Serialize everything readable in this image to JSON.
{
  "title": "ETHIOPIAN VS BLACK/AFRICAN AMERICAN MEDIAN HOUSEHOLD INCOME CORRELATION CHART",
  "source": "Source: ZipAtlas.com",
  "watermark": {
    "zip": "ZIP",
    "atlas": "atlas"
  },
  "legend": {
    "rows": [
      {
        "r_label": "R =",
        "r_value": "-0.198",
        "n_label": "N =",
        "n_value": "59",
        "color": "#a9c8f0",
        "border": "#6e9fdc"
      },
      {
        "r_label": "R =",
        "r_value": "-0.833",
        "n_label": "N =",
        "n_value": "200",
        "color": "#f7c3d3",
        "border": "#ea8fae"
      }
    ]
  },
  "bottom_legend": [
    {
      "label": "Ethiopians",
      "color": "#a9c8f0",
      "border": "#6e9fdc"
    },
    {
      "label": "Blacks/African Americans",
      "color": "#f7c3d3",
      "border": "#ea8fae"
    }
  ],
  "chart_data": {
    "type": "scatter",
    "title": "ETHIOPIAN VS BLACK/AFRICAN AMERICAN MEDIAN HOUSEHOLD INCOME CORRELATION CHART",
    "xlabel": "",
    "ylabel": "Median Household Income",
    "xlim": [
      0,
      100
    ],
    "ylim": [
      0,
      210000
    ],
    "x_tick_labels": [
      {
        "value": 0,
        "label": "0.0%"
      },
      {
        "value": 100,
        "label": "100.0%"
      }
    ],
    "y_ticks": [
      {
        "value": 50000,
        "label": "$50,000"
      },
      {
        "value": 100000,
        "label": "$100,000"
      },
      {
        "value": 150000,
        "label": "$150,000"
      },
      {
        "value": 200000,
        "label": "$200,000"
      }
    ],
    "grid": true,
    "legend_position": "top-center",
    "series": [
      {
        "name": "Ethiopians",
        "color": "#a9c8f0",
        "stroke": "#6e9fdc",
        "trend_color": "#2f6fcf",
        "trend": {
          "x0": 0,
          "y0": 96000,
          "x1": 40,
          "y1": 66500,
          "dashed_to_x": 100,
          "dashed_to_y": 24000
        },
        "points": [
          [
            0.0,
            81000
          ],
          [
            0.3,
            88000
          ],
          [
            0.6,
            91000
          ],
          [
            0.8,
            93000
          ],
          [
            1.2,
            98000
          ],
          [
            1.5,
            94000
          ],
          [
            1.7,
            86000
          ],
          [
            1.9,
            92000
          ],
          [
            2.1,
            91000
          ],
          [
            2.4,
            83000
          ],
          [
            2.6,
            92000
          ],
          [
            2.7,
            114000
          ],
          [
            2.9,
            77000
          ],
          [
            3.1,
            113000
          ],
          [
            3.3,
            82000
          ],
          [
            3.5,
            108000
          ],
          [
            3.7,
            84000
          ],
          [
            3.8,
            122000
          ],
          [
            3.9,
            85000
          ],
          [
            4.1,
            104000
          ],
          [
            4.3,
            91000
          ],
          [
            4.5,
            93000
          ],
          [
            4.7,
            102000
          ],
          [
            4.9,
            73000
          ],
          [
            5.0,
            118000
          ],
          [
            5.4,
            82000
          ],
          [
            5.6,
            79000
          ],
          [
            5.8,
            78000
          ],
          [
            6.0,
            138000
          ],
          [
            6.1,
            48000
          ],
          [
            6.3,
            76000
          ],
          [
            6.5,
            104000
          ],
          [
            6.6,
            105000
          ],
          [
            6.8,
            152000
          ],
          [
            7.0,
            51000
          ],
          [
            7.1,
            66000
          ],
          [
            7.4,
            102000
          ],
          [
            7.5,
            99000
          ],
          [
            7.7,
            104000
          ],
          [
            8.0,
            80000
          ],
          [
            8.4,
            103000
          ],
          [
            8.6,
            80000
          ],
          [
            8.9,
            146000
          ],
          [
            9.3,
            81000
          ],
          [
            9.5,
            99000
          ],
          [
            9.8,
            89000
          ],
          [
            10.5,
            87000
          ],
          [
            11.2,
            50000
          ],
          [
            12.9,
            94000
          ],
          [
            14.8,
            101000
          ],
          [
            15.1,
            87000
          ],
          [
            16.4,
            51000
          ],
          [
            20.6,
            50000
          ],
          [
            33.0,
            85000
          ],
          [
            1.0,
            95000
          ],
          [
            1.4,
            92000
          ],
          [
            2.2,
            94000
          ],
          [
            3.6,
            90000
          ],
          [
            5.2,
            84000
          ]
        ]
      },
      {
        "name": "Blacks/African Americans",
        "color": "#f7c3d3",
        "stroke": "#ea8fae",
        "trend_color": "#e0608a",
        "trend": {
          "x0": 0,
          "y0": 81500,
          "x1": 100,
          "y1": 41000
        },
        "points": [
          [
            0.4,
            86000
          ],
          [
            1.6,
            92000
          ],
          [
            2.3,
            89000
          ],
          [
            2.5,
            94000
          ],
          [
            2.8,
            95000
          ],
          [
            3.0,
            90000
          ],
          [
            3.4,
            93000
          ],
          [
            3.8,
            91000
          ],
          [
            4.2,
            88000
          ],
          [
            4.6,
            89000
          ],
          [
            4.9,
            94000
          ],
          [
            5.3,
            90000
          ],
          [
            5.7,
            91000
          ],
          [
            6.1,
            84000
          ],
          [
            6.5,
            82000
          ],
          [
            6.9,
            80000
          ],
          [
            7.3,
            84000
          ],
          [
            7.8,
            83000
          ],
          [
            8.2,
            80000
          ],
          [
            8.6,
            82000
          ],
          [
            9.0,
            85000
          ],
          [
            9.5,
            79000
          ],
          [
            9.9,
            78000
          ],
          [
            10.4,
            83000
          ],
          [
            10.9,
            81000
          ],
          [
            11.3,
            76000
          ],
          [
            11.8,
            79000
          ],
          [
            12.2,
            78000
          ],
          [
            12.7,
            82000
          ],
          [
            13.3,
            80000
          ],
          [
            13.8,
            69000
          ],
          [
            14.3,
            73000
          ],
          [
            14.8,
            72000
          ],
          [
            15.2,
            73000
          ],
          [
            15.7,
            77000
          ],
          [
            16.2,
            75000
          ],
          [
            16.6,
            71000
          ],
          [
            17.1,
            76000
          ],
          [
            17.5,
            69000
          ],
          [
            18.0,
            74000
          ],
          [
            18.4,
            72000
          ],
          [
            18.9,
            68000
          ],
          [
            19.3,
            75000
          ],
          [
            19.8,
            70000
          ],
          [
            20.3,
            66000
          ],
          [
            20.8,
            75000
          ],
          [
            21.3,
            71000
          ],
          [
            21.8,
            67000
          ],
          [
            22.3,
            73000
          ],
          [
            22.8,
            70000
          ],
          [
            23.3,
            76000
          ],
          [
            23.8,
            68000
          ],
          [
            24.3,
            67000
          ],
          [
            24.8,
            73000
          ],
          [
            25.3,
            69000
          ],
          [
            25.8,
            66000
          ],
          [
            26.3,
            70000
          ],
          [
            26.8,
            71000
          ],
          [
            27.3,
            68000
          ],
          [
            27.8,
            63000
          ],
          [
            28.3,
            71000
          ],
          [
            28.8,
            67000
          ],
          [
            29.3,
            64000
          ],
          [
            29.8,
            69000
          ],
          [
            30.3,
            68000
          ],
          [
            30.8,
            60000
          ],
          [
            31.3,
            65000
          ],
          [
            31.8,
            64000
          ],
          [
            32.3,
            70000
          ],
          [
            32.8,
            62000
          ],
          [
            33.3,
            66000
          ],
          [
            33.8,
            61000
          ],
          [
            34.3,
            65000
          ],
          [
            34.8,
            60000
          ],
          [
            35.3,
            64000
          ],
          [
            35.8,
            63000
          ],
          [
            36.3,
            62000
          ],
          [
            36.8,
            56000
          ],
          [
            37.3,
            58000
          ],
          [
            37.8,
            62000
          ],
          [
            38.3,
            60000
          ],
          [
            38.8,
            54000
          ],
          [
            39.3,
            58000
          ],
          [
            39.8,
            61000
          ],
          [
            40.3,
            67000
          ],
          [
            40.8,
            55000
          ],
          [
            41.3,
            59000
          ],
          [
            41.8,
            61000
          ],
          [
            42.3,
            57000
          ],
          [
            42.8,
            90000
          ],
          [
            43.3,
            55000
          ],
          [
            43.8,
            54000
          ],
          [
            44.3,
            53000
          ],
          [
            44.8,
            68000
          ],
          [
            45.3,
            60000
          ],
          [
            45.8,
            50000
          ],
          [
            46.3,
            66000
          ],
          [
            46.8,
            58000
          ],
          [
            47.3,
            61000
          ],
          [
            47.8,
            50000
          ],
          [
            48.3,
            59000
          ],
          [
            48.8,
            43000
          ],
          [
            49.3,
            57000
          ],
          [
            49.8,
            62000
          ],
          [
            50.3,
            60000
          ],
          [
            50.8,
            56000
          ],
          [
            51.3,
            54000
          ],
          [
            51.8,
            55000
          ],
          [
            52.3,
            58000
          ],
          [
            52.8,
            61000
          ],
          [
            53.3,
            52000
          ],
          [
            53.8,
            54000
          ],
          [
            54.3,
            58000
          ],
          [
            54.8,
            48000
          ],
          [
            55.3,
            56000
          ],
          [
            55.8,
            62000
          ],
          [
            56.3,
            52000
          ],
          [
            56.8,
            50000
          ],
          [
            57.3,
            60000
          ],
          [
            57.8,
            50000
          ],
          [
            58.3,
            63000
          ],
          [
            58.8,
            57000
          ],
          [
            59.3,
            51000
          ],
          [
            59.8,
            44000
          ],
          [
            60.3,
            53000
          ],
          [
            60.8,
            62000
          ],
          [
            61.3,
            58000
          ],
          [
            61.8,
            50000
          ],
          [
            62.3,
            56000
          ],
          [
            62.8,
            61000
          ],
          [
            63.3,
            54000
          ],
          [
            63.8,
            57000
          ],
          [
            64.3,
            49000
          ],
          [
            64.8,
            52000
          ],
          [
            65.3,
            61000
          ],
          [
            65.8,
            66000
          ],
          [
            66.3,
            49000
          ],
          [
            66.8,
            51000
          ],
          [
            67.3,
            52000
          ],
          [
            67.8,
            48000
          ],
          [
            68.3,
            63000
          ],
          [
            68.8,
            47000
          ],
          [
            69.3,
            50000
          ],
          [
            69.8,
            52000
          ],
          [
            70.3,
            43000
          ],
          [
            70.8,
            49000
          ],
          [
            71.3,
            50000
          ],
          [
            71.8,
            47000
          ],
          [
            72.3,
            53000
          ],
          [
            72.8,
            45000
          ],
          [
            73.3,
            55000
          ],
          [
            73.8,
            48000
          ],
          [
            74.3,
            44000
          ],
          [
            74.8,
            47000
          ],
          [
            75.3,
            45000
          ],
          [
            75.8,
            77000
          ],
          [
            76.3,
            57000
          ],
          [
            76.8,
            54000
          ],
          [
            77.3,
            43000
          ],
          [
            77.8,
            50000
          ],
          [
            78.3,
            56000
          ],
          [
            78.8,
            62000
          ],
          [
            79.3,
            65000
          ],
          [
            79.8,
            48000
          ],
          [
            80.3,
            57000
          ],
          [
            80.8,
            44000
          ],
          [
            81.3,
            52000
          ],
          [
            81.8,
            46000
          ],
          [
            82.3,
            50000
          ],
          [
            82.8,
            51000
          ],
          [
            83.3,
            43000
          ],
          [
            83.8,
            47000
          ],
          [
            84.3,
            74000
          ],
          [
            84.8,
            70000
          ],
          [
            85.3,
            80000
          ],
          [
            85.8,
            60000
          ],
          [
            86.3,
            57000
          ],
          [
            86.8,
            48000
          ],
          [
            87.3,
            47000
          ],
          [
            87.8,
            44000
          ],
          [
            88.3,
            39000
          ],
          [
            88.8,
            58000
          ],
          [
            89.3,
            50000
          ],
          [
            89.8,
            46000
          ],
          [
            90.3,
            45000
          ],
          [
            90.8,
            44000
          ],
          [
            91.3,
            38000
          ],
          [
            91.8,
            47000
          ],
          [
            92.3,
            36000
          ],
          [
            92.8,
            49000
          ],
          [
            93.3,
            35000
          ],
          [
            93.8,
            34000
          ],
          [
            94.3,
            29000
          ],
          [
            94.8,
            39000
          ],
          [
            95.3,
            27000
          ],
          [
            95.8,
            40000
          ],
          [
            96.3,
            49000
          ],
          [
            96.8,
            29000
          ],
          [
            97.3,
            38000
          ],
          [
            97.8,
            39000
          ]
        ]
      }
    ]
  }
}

AIM OF THE EXERCISE —
Copy, from the material, each line that holds the string "name".

RESULT OF THIS TASK —
        "name": "Ethiopians",
        "name": "Blacks/African Americans",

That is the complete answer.